Data entries for graphics:

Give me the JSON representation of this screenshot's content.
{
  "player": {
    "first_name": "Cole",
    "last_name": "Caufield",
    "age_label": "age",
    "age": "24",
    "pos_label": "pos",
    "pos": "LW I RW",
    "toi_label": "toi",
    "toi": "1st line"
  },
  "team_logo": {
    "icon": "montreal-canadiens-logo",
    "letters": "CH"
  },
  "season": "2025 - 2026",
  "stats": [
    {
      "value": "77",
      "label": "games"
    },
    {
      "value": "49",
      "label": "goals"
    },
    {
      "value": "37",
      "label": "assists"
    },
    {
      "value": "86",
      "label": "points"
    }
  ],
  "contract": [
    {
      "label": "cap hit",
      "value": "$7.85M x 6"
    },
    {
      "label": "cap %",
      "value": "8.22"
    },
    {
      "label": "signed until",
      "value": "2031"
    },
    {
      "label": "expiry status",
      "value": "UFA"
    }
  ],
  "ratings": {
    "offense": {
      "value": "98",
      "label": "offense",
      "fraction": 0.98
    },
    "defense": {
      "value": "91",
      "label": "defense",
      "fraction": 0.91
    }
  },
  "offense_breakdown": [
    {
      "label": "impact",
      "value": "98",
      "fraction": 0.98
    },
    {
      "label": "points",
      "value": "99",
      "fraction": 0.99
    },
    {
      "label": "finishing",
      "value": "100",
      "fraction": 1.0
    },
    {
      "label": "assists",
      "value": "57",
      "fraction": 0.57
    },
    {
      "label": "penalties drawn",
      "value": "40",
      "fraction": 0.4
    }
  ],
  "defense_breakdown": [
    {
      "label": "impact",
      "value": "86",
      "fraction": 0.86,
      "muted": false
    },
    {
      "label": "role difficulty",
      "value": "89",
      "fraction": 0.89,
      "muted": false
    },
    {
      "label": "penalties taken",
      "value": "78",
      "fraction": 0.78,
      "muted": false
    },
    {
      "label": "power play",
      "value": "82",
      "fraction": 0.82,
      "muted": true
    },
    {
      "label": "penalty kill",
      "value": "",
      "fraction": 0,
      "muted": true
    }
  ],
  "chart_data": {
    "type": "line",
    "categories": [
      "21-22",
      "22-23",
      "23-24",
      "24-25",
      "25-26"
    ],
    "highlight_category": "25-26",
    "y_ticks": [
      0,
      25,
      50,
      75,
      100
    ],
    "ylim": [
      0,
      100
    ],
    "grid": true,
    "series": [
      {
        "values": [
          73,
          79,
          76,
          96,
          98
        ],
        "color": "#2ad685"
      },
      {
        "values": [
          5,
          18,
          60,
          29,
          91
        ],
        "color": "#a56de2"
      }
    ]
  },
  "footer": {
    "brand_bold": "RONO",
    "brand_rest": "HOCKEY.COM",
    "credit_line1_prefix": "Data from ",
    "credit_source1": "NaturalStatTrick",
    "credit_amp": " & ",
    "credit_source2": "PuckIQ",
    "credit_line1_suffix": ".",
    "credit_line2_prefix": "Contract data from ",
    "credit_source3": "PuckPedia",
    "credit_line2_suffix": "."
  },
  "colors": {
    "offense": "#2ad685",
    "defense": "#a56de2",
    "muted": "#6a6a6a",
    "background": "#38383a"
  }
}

### WORK INSTRUCTIONS
How many lines of these entries contain the string "penalties"? Reply with the number alone.

### EXERCISE OUTPUT
2